Without the images, output each record below as it stands.

———

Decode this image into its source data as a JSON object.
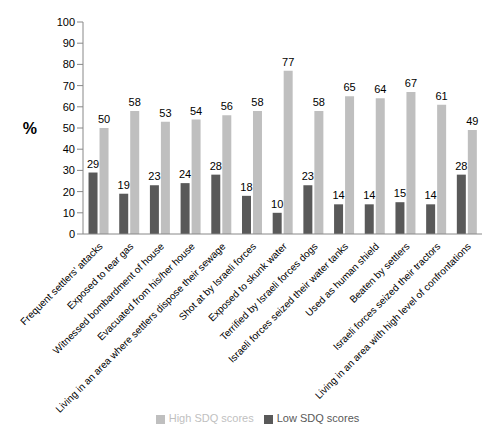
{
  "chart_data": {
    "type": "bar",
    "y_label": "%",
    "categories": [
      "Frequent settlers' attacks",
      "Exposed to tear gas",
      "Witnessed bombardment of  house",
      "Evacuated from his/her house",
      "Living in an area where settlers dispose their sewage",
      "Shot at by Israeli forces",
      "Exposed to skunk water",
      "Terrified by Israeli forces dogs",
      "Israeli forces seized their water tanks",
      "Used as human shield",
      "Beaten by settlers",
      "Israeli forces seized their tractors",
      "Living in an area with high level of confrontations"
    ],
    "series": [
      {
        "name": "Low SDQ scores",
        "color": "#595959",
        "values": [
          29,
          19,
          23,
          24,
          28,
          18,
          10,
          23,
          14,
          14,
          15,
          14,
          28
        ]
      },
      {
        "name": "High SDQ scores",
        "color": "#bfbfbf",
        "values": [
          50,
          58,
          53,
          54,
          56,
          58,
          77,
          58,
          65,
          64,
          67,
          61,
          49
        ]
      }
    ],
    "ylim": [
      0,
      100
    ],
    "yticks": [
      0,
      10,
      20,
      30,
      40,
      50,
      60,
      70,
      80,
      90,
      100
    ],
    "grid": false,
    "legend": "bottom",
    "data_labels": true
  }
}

———

EXERCISE SOLUTION -
Decode this image into its source data as a JSON object.
{
  "chart_data": {
    "type": "bar",
    "y_label": "%",
    "categories": [
      "Frequent settlers' attacks",
      "Exposed to tear gas",
      "Witnessed bombardment of  house",
      "Evacuated from his/her house",
      "Living in an area where settlers dispose their sewage",
      "Shot at by Israeli forces",
      "Exposed to skunk water",
      "Terrified by Israeli forces dogs",
      "Israeli forces seized their water tanks",
      "Used as human shield",
      "Beaten by settlers",
      "Israeli forces seized their tractors",
      "Living in an area with high level of confrontations"
    ],
    "series": [
      {
        "name": "Low SDQ scores",
        "color": "#595959",
        "values": [
          29,
          19,
          23,
          24,
          28,
          18,
          10,
          23,
          14,
          14,
          15,
          14,
          28
        ]
      },
      {
        "name": "High SDQ scores",
        "color": "#bfbfbf",
        "values": [
          50,
          58,
          53,
          54,
          56,
          58,
          77,
          58,
          65,
          64,
          67,
          61,
          49
        ]
      }
    ],
    "ylim": [
      0,
      100
    ],
    "yticks": [
      0,
      10,
      20,
      30,
      40,
      50,
      60,
      70,
      80,
      90,
      100
    ],
    "grid": false,
    "legend": "bottom",
    "data_labels": true
  }
}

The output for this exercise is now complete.